Exercise requirements:
Output each line exactly as it appears, skipping any embedded picture.

Data entries:
--------
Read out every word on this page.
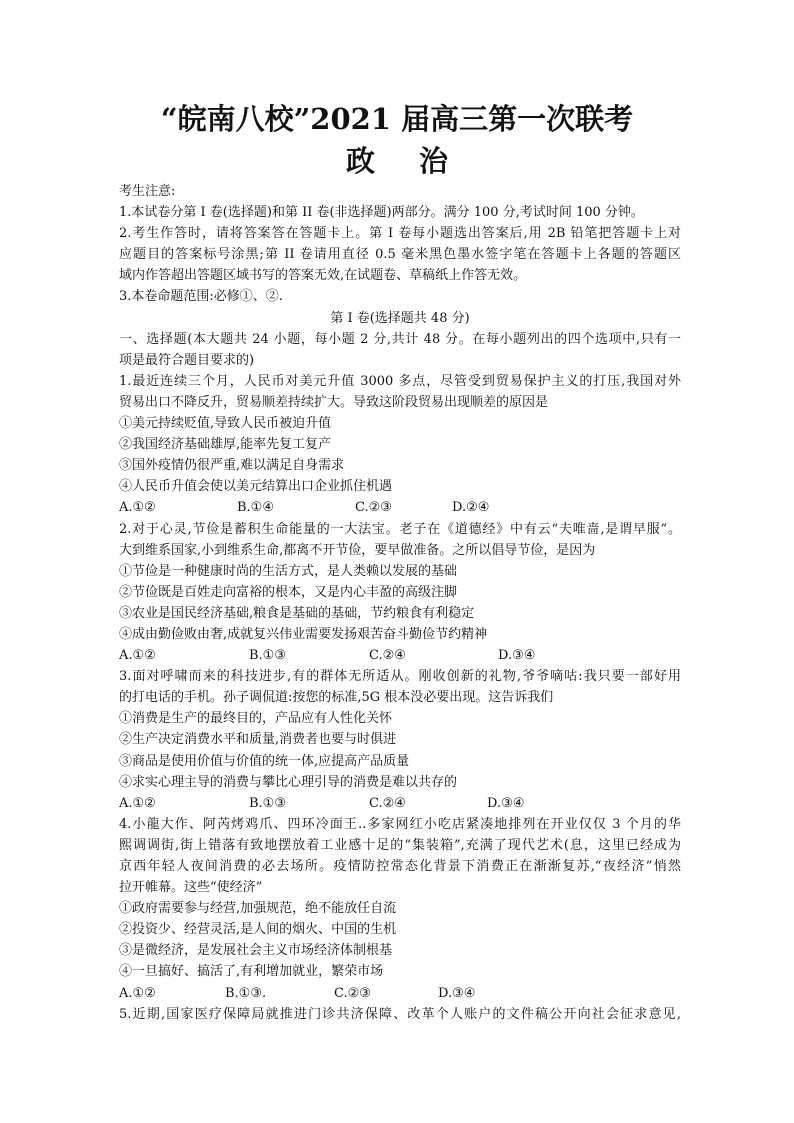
“皖南八校”2021 届高三第一次联考
政 治
考生注意:
1.本试卷分第 I 卷(选择题)和第 II 卷(非选择题)两部分。满分 100 分,考试时间 100 分钟。
2.考生作答时，请将答案答在答题卡上。第 I 卷每小题选出答案后,用 2B 铅笔把答题卡上对
应题目的答案标号涂黑;第 II 卷请用直径 0.5 毫米黑色墨水签字笔在答题卡上各题的答题区
域内作答超出答题区域书写的答案无效,在试题卷、草稿纸上作答无效。
3.本卷命题范围:必修①、②.
第 I 卷(选择题共 48 分)
一、选择题(本大题共 24 小题，每小题 2 分,共计 48 分。在每小题列出的四个选项中,只有一
项是最符合题目要求的)
1.最近连续三个月，人民币对美元升值 3000 多点，尽管受到贸易保护主义的打压,我国对外
贸易出口不降反升，贸易顺差持续扩大。导致这阶段贸易出现顺差的原因是
①美元持续贬值,导致人民币被迫升值
②我国经济基础雄厚,能率先复工复产
③国外疫情仍很严重,难以满足自身需求
④人民币升值会使以美元结算出口企业抓住机遇
A.①②	B.①④	C.②③	D.②④
2.对于心灵,节俭是蓄积生命能量的一大法宝。老子在《道德经》中有云“夫唯啬,是谓早服”。
大到维系国家,小到维系生命,都离不开节俭，要早做准备。之所以倡导节俭，是因为
①节俭是一种健康时尚的生活方式，是人类赖以发展的基础
②节俭既是百姓走向富裕的根本，又是内心丰盈的高级注脚
③农业是国民经济基础,粮食是基础的基础，节约粮食有利稳定
④成由勤俭败由奢,成就复兴伟业需要发扬艰苦奋斗勤俭节约精神
A.①②	B.①③	C.②④	D.③④
3.面对呼啸而来的科技进步,有的群体无所适从。刚收创新的礼物,爷爷嘀咕:我只要一部好用
的打电话的手机。孙子调侃道:按您的标准,5G 根本没必要出现。这告诉我们
①消费是生产的最终目的，产品应有人性化关怀
②生产决定消费水平和质量,消费者也要与时俱进
③商品是使用价值与价值的统一体,应提高产品质量
④求实心理主导的消费与攀比心理引导的消费是难以共存的
A.①②	B.①③	C.②④	D.③④
4.小龍大作、阿芮烤鸡爪、四环冷面王..多家网红小吃店紧凑地排列在开业仅仅 3 个月的华
熙调调街,街上错落有致地摆放着工业感十足的“集装箱”,充满了现代艺术(息，这里已经成为
京西年轻人夜间消费的必去场所。疫情防控常态化背景下消费正在渐渐复苏,“夜经济”悄然
拉开帷幕。这些“使经济”
①政府需要参与经营,加强规范，绝不能放任自流
②投资少、经营灵活,是人间的烟火、中国的生机
③是微经济，是发展社会主义市场经济体制根基
④一旦搞好、搞活了,有利增加就业，繁荣市场
A.①②	B.①③.	C.②③	D.③④
5.近期,国家医疗保障局就推进门诊共济保障、改革个人账户的文件稿公开向社会征求意见,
--------
Result of the exercise:
Read out every word on this page.
“皖南八校”2021 届高三第一次联考
政 治
考生注意:
1.本试卷分第 I 卷(选择题)和第 II 卷(非选择题)两部分。满分 100 分,考试时间 100 分钟。
2.考生作答时，请将答案答在答题卡上。第 I 卷每小题选出答案后,用 2B 铅笔把答题卡上对
应题目的答案标号涂黑;第 II 卷请用直径 0.5 毫米黑色墨水签字笔在答题卡上各题的答题区
域内作答超出答题区域书写的答案无效,在试题卷、草稿纸上作答无效。
3.本卷命题范围:必修①、②.
第 I 卷(选择题共 48 分)
一、选择题(本大题共 24 小题，每小题 2 分,共计 48 分。在每小题列出的四个选项中,只有一
项是最符合题目要求的)
1.最近连续三个月，人民币对美元升值 3000 多点，尽管受到贸易保护主义的打压,我国对外
贸易出口不降反升，贸易顺差持续扩大。导致这阶段贸易出现顺差的原因是
①美元持续贬值,导致人民币被迫升值
②我国经济基础雄厚,能率先复工复产
③国外疫情仍很严重,难以满足自身需求
④人民币升值会使以美元结算出口企业抓住机遇
A.①②	B.①④	C.②③	D.②④
2.对于心灵,节俭是蓄积生命能量的一大法宝。老子在《道德经》中有云“夫唯啬,是谓早服”。
大到维系国家,小到维系生命,都离不开节俭，要早做准备。之所以倡导节俭，是因为
①节俭是一种健康时尚的生活方式，是人类赖以发展的基础
②节俭既是百姓走向富裕的根本，又是内心丰盈的高级注脚
③农业是国民经济基础,粮食是基础的基础，节约粮食有利稳定
④成由勤俭败由奢,成就复兴伟业需要发扬艰苦奋斗勤俭节约精神
A.①②	B.①③	C.②④	D.③④
3.面对呼啸而来的科技进步,有的群体无所适从。刚收创新的礼物,爷爷嘀咕:我只要一部好用
的打电话的手机。孙子调侃道:按您的标准,5G 根本没必要出现。这告诉我们
①消费是生产的最终目的，产品应有人性化关怀
②生产决定消费水平和质量,消费者也要与时俱进
③商品是使用价值与价值的统一体,应提高产品质量
④求实心理主导的消费与攀比心理引导的消费是难以共存的
A.①②	B.①③	C.②④	D.③④
4.小龍大作、阿芮烤鸡爪、四环冷面王..多家网红小吃店紧凑地排列在开业仅仅 3 个月的华
熙调调街,街上错落有致地摆放着工业感十足的“集装箱”,充满了现代艺术(息，这里已经成为
京西年轻人夜间消费的必去场所。疫情防控常态化背景下消费正在渐渐复苏,“夜经济”悄然
拉开帷幕。这些“使经济”
①政府需要参与经营,加强规范，绝不能放任自流
②投资少、经营灵活,是人间的烟火、中国的生机
③是微经济，是发展社会主义市场经济体制根基
④一旦搞好、搞活了,有利增加就业，繁荣市场
A.①②	B.①③.	C.②③	D.③④
5.近期,国家医疗保障局就推进门诊共济保障、改革个人账户的文件稿公开向社会征求意见,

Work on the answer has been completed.